> [Page text]
>> begin

The first stated intention for the slavery in Egypt to happen is that the descendants would 'come out with many possessions' (v14), and this seems to be phrased in a positive light and not a negative one. The language of the passage doesn't obviously infer the events as a punishment.

The second stated intention is 'for the sin of the Amorites has not reached its limit', and in quick succession God lists ten tribes who currently inhabit said land. Abraham's people were to inhabit the land, but not for a long time, in such a time as it would be right for them to seize it.


Extrapolation

Another angle on your question is to therefore ask why Abraham's descendants should be in another land until it is right for them to take the land. An inference of the text might be that Abraham will live in safety in the land, but for a period of time his descendants are not to have their own land. And if they aren't land-owners, they are necessarily nomads or slaves. In order for God to bring them into the land to take hold of it at the right time, the people must be put into an uncomfortable situation to prepare them for God's promises.

>> end

[Dataset excerpt]

>> begin

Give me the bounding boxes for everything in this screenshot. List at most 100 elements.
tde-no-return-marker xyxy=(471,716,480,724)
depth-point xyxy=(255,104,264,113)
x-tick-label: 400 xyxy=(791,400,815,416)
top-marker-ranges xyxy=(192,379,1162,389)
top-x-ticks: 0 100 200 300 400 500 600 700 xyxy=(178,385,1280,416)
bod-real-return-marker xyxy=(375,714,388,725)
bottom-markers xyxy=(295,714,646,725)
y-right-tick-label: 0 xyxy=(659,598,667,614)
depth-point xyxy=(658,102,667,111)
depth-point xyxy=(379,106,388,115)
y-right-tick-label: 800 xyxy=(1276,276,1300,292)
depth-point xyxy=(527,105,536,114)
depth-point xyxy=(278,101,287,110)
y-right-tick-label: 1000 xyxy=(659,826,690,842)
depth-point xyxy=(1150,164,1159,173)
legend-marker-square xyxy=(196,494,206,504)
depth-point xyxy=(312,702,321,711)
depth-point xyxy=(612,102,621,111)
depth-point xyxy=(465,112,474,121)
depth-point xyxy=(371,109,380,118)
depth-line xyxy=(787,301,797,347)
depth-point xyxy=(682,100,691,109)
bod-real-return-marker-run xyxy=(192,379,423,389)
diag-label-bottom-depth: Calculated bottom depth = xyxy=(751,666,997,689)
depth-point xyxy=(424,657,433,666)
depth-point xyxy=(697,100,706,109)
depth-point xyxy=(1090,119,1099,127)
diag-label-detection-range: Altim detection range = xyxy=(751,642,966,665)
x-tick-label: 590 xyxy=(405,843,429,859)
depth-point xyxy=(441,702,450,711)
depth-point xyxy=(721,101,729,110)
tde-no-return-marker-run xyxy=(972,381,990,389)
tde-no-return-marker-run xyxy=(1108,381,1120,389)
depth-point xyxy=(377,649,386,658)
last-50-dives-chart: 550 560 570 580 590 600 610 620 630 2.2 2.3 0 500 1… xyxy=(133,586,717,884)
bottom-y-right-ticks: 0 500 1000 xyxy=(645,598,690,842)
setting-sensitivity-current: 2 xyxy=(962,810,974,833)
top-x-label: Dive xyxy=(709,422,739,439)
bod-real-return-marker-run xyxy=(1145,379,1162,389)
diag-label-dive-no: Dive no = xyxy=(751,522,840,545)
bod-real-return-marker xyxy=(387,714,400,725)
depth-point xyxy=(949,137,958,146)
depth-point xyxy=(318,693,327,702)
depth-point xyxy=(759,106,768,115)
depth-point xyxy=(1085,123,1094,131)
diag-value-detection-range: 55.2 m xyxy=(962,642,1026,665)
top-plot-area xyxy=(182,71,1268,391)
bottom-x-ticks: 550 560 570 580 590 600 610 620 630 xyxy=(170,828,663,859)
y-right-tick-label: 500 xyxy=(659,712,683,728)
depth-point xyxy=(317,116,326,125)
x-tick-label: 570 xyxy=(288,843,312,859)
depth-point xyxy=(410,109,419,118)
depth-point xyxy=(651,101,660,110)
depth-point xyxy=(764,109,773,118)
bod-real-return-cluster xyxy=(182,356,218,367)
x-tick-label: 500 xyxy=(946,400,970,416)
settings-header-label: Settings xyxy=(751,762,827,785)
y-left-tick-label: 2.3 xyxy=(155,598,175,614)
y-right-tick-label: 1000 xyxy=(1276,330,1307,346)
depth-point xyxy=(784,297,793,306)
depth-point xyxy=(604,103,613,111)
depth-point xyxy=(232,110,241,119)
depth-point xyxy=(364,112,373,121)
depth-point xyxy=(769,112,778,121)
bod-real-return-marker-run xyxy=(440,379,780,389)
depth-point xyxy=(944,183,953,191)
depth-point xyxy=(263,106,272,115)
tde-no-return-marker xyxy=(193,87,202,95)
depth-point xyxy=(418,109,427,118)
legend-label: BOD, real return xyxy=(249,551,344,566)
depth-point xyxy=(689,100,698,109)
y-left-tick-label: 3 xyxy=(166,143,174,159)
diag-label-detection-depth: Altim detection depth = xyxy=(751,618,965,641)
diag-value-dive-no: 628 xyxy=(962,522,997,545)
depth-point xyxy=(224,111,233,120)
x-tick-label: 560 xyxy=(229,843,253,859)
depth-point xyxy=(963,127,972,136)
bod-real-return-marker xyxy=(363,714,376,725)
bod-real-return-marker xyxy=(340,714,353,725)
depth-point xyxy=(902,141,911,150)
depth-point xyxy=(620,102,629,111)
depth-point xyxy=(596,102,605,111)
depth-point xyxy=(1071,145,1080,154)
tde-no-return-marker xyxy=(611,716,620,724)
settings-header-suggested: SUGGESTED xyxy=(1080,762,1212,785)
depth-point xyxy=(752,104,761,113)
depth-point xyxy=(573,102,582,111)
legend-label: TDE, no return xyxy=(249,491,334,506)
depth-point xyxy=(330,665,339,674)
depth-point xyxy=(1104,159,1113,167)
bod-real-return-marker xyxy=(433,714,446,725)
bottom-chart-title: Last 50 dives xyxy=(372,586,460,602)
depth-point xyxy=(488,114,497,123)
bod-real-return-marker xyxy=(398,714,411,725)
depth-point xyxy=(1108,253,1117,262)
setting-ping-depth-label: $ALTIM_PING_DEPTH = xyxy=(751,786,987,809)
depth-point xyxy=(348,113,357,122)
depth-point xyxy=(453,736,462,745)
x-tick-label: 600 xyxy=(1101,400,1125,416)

>> end
>> begin

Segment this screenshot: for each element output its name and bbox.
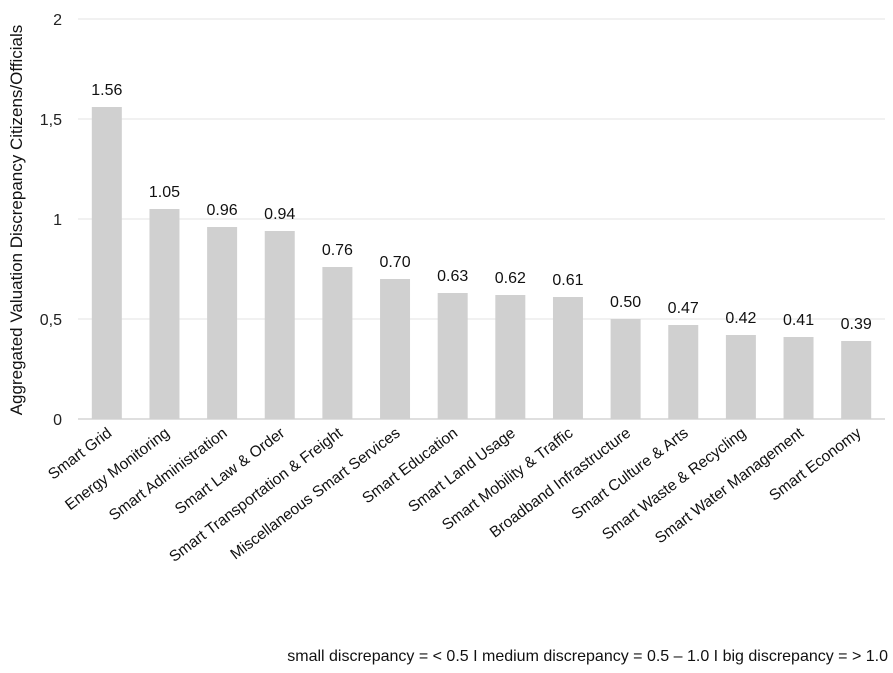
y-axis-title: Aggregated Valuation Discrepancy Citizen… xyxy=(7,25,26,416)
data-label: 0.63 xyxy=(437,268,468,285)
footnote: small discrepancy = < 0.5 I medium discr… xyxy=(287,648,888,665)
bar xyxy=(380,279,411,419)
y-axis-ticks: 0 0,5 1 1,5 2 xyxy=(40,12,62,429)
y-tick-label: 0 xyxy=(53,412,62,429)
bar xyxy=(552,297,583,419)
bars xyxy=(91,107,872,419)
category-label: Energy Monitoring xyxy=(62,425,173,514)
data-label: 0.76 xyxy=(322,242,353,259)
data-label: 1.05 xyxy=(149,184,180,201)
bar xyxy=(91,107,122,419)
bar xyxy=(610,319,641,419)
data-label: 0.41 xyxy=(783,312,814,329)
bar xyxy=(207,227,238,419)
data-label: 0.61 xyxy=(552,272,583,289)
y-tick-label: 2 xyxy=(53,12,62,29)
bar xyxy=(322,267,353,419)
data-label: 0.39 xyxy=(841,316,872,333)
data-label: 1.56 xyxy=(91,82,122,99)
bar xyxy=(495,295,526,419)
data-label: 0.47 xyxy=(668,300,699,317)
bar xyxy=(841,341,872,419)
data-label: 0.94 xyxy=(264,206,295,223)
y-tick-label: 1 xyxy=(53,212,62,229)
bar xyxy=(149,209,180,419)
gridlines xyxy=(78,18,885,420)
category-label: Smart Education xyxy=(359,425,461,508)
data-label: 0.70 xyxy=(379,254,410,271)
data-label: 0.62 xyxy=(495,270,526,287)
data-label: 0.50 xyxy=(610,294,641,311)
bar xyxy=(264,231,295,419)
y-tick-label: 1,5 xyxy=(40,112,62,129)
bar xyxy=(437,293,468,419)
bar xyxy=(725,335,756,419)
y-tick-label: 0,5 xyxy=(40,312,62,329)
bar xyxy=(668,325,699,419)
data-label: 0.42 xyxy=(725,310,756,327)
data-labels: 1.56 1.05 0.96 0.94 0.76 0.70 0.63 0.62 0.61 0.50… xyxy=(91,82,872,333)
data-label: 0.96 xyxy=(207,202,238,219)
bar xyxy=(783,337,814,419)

>> end

> [Goal of the exercise] In the commentary on Abraham's descendants, duplicate the part that opens with the words containing "Another angle on" and closes with "for God's promises.".

> [Answer for the task]
Another angle on your question is to therefore ask why Abraham's descendants should be in another land until it is right for them to take the land. An inference of the text might be that Abraham will live in safety in the land, but for a period of time his descendants are not to have their own land. And if they aren't land-owners, they are necessarily nomads or slaves. In order for God to bring them into the land to take hold of it at the right time, the people must be put into an uncomfortable situation to prepare them for God's promises.